## What you will do:
Find the lines with "quelques" in them and copy them out.
— BEGIN —
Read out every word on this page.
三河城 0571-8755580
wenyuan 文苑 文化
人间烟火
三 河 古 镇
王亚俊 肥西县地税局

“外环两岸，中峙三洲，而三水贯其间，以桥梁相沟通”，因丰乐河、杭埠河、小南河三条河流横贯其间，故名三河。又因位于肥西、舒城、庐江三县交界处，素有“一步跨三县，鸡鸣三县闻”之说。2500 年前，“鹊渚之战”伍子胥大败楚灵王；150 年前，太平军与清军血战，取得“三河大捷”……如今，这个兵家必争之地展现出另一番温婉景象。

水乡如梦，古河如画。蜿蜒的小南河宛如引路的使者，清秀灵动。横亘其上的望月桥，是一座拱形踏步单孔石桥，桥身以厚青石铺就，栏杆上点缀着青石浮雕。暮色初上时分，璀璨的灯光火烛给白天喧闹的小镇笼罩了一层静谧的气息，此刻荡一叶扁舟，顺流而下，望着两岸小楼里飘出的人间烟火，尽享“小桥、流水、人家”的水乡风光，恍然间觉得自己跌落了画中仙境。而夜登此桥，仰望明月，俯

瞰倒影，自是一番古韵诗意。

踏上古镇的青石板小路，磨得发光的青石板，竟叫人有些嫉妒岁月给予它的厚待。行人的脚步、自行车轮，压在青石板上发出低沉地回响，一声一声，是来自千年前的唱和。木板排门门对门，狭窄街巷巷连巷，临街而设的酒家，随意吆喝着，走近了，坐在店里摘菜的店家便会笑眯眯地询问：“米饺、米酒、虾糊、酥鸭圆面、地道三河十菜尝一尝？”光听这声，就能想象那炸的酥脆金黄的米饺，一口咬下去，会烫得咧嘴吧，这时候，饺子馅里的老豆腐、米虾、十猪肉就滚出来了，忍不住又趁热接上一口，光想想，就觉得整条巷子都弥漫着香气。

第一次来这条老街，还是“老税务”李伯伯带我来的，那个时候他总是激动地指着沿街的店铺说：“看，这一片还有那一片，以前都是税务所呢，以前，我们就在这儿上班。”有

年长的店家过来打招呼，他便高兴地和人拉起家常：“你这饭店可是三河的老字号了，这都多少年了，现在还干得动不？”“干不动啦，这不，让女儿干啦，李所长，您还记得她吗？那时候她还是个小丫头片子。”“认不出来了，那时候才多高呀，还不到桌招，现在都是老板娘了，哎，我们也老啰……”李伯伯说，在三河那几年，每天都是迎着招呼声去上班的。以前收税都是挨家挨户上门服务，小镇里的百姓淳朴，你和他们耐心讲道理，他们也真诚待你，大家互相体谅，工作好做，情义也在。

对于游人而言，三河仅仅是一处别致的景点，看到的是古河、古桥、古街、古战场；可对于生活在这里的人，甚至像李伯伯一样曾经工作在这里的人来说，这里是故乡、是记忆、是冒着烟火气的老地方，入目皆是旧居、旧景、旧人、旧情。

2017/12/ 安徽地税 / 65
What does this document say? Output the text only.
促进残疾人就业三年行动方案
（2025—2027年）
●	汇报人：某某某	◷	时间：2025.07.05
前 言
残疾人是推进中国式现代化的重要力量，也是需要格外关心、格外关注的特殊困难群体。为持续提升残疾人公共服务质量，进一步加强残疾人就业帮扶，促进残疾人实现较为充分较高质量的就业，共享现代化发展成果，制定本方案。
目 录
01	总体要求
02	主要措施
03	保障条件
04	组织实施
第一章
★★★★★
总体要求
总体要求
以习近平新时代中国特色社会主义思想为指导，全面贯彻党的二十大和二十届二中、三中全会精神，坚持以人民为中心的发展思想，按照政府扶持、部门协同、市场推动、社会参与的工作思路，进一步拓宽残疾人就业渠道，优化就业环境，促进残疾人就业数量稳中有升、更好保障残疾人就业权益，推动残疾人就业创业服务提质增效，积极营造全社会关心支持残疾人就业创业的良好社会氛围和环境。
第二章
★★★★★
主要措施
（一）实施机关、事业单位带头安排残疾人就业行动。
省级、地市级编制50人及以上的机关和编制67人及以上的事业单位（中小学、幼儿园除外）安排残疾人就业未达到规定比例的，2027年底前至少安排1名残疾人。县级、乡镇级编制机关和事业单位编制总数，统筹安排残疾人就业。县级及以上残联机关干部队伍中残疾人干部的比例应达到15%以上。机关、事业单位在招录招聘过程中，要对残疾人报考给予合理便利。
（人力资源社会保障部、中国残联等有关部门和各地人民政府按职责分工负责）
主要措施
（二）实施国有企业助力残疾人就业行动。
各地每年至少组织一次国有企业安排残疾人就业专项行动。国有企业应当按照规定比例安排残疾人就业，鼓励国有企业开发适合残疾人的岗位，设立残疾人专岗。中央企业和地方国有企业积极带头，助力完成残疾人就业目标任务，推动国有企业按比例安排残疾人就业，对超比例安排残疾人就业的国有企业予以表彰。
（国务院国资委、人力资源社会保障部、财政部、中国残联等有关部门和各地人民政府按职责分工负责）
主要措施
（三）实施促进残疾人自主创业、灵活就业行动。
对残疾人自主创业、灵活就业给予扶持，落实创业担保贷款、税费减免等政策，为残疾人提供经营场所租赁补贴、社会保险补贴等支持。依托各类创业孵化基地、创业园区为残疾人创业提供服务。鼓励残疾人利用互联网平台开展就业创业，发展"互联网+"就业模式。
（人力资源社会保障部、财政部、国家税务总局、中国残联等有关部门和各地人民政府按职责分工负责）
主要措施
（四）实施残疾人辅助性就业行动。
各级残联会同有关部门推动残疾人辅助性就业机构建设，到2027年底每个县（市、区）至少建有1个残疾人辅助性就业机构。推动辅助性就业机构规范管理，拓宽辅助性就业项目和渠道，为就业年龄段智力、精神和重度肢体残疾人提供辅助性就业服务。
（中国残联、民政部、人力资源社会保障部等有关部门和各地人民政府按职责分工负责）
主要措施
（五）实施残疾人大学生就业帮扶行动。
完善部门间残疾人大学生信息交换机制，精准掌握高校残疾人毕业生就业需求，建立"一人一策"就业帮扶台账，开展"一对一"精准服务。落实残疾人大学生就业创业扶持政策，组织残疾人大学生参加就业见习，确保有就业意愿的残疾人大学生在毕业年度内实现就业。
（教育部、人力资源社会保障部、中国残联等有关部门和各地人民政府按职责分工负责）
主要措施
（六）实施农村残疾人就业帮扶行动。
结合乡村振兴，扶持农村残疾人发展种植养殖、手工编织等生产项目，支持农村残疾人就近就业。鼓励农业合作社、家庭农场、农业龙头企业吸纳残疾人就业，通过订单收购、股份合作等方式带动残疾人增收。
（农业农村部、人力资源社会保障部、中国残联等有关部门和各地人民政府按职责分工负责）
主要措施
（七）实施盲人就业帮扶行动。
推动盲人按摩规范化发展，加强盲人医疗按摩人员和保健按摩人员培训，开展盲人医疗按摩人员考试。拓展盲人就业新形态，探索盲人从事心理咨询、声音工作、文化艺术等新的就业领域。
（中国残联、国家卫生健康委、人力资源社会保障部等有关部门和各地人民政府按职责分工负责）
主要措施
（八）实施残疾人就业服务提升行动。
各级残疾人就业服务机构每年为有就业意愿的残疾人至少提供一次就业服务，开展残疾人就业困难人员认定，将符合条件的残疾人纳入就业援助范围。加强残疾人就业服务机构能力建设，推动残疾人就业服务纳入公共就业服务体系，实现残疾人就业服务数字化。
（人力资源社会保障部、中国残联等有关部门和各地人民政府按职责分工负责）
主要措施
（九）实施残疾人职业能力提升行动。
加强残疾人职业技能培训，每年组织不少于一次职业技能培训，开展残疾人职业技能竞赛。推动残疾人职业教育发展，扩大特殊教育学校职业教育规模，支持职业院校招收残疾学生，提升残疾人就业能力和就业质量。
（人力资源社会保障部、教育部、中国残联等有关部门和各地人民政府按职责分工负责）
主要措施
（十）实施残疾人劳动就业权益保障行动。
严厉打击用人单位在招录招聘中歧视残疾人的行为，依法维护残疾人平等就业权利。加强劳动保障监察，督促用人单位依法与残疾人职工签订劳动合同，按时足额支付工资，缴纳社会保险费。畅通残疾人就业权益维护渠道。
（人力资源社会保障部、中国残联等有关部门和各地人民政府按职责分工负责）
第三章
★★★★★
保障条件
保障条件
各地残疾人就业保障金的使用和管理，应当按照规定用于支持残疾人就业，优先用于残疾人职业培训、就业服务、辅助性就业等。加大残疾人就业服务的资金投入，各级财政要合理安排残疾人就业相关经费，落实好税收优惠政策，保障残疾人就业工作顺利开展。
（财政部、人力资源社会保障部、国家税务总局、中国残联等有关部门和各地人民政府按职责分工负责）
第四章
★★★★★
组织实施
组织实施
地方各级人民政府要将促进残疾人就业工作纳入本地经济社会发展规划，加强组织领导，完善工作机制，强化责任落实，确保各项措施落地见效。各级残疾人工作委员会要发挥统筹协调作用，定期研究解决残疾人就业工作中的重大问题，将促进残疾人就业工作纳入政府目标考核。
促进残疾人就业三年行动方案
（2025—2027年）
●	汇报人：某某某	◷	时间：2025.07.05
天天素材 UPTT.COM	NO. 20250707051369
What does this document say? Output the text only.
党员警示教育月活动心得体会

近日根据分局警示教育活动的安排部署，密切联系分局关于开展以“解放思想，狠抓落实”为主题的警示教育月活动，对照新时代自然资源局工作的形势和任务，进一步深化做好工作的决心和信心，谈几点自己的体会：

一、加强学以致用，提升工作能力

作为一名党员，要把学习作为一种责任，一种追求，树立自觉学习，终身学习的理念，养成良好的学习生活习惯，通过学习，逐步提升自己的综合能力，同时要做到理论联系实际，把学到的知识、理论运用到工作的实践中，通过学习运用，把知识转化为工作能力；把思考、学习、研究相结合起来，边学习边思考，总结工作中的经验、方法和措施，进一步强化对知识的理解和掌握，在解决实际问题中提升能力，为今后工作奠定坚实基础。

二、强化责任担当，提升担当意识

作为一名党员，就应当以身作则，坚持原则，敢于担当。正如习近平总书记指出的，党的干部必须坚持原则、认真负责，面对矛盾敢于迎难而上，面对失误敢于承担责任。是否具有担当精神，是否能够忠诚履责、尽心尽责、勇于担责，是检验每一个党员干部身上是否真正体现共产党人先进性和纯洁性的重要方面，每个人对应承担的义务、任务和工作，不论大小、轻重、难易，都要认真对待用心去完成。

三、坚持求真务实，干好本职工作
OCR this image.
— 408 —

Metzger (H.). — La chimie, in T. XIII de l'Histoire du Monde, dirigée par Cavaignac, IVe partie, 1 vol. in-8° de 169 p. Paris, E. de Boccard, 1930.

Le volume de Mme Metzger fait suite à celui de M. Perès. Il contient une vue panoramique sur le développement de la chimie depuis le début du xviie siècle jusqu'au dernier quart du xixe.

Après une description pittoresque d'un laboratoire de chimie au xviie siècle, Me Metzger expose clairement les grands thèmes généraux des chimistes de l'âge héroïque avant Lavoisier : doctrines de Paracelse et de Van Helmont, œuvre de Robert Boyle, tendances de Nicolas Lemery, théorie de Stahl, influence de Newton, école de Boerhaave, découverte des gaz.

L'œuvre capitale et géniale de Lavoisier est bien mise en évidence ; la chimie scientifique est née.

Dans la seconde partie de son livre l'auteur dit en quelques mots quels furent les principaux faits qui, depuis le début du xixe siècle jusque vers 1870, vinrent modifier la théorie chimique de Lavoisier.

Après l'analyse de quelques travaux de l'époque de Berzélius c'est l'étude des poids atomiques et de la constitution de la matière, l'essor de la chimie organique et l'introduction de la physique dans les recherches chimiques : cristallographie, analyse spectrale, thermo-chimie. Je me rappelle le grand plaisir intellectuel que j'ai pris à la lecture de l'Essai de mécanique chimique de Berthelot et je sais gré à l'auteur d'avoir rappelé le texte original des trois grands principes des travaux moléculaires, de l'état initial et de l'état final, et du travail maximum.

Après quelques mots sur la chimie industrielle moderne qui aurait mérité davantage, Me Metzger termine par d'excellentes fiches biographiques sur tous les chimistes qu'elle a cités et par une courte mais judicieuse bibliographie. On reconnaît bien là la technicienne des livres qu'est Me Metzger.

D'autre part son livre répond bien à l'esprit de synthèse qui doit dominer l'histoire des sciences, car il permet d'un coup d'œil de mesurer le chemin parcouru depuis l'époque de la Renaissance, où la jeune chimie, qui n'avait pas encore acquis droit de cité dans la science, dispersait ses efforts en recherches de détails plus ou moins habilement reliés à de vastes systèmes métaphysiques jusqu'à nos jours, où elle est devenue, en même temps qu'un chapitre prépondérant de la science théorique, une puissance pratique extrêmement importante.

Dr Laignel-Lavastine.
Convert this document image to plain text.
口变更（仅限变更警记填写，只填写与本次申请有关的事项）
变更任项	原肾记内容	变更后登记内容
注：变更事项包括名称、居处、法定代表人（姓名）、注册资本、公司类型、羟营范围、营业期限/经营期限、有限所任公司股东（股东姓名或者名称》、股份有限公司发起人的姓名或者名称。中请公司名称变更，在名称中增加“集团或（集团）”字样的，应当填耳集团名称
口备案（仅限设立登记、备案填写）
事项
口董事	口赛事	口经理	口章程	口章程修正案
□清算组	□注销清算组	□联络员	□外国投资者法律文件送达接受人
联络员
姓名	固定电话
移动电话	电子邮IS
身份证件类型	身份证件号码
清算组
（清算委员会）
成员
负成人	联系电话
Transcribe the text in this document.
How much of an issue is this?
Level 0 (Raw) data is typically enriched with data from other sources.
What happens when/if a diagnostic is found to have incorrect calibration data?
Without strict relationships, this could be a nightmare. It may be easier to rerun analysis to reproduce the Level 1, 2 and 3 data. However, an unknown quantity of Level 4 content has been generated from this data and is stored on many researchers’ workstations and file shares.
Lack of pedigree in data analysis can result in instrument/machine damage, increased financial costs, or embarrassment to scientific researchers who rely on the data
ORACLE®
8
— END —
## The answer:
Dans la seconde partie de son livre l'auteur dit en quelques mots quels furent les principaux faits qui, depuis le début du xixe siècle jusque vers 1870, vinrent modifier la théorie chimique de Lavoisier.
Après l'analyse de quelques travaux de l'époque de Berzélius c'est l'étude des poids atomiques et de la constitution de la matière, l'essor de la chimie organique et l'introduction de la physique dans les recherches chimiques : cristallographie, analyse spectrale, thermo-chimie. Je me rappelle le grand plaisir intellectuel que j'ai pris à la lecture de l'Essai de mécanique chimique de Berthelot et je sais gré à l'auteur d'avoir rappelé le texte original des trois grands principes des travaux moléculaires, de l'état initial et de l'état final, et du travail maximum.
Après quelques mots sur la chimie industrielle moderne qui aurait mérité davantage, Me Metzger termine par d'excellentes fiches biographiques sur tous les chimistes qu'elle a cités et par une courte mais judicieuse bibliographie. On reconnaît bien là la technicienne des livres qu'est Me Metzger.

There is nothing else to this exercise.